TASK OBJECTIVE:
The records that follow should be retyped word for word.

[Start]

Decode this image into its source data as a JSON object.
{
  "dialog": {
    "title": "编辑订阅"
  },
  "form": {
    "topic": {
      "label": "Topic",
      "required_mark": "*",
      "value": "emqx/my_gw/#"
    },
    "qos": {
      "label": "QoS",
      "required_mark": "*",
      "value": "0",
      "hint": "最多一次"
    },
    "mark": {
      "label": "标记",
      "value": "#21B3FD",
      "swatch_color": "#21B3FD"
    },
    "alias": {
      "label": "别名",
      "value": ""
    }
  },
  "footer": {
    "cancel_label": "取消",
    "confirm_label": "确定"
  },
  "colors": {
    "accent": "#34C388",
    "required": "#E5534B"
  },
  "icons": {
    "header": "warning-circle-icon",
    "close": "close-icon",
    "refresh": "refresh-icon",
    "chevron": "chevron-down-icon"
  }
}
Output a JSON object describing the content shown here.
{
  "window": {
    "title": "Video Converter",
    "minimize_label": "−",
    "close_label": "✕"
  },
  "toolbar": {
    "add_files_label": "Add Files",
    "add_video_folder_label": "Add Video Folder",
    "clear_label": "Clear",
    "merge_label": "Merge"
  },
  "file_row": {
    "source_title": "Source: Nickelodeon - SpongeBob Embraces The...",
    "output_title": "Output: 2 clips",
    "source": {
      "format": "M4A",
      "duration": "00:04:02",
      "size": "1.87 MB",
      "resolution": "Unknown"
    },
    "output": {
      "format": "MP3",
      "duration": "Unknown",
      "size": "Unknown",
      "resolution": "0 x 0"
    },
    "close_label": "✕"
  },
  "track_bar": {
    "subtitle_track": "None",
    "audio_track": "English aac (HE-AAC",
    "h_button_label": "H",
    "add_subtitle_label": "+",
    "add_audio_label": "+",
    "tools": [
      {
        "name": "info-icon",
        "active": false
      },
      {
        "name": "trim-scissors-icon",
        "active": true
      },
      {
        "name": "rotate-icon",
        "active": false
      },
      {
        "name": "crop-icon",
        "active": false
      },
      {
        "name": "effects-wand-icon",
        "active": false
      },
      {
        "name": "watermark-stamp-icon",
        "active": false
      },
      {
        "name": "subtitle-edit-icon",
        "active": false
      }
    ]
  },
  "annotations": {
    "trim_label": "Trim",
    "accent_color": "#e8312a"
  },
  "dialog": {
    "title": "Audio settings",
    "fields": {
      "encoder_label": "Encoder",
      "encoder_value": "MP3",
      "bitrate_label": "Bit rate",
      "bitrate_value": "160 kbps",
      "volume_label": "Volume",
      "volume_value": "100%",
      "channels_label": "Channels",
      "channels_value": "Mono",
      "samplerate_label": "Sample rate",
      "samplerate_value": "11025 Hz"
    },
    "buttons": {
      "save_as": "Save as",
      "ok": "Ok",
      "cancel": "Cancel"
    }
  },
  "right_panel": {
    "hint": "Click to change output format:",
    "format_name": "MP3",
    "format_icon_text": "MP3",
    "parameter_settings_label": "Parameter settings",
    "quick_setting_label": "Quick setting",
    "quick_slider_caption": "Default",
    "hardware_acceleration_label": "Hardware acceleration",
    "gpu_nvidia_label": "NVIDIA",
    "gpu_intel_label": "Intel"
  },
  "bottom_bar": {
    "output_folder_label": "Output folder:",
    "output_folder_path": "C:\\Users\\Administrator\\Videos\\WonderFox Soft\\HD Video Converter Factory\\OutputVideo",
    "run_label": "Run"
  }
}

[End]

RESPONSE BELOW:
Decode this image into its source data as a JSON object.
{
  "dialog": {
    "title": "编辑订阅"
  },
  "form": {
    "topic": {
      "label": "Topic",
      "required_mark": "*",
      "value": "emqx/my_gw/#"
    },
    "qos": {
      "label": "QoS",
      "required_mark": "*",
      "value": "0",
      "hint": "最多一次"
    },
    "mark": {
      "label": "标记",
      "value": "#21B3FD",
      "swatch_color": "#21B3FD"
    },
    "alias": {
      "label": "别名",
      "value": ""
    }
  },
  "footer": {
    "cancel_label": "取消",
    "confirm_label": "确定"
  },
  "colors": {
    "accent": "#34C388",
    "required": "#E5534B"
  },
  "icons": {
    "header": "warning-circle-icon",
    "close": "close-icon",
    "refresh": "refresh-icon",
    "chevron": "chevron-down-icon"
  }
}
Output a JSON object describing the content shown here.
{
  "window": {
    "title": "Video Converter",
    "minimize_label": "−",
    "close_label": "✕"
  },
  "toolbar": {
    "add_files_label": "Add Files",
    "add_video_folder_label": "Add Video Folder",
    "clear_label": "Clear",
    "merge_label": "Merge"
  },
  "file_row": {
    "source_title": "Source: Nickelodeon - SpongeBob Embraces The...",
    "output_title": "Output: 2 clips",
    "source": {
      "format": "M4A",
      "duration": "00:04:02",
      "size": "1.87 MB",
      "resolution": "Unknown"
    },
    "output": {
      "format": "MP3",
      "duration": "Unknown",
      "size": "Unknown",
      "resolution": "0 x 0"
    },
    "close_label": "✕"
  },
  "track_bar": {
    "subtitle_track": "None",
    "audio_track": "English aac (HE-AAC",
    "h_button_label": "H",
    "add_subtitle_label": "+",
    "add_audio_label": "+",
    "tools": [
      {
        "name": "info-icon",
        "active": false
      },
      {
        "name": "trim-scissors-icon",
        "active": true
      },
      {
        "name": "rotate-icon",
        "active": false
      },
      {
        "name": "crop-icon",
        "active": false
      },
      {
        "name": "effects-wand-icon",
        "active": false
      },
      {
        "name": "watermark-stamp-icon",
        "active": false
      },
      {
        "name": "subtitle-edit-icon",
        "active": false
      }
    ]
  },
  "annotations": {
    "trim_label": "Trim",
    "accent_color": "#e8312a"
  },
  "dialog": {
    "title": "Audio settings",
    "fields": {
      "encoder_label": "Encoder",
      "encoder_value": "MP3",
      "bitrate_label": "Bit rate",
      "bitrate_value": "160 kbps",
      "volume_label": "Volume",
      "volume_value": "100%",
      "channels_label": "Channels",
      "channels_value": "Mono",
      "samplerate_label": "Sample rate",
      "samplerate_value": "11025 Hz"
    },
    "buttons": {
      "save_as": "Save as",
      "ok": "Ok",
      "cancel": "Cancel"
    }
  },
  "right_panel": {
    "hint": "Click to change output format:",
    "format_name": "MP3",
    "format_icon_text": "MP3",
    "parameter_settings_label": "Parameter settings",
    "quick_setting_label": "Quick setting",
    "quick_slider_caption": "Default",
    "hardware_acceleration_label": "Hardware acceleration",
    "gpu_nvidia_label": "NVIDIA",
    "gpu_intel_label": "Intel"
  },
  "bottom_bar": {
    "output_folder_label": "Output folder:",
    "output_folder_path": "C:\\Users\\Administrator\\Videos\\WonderFox Soft\\HD Video Converter Factory\\OutputVideo",
    "run_label": "Run"
  }
}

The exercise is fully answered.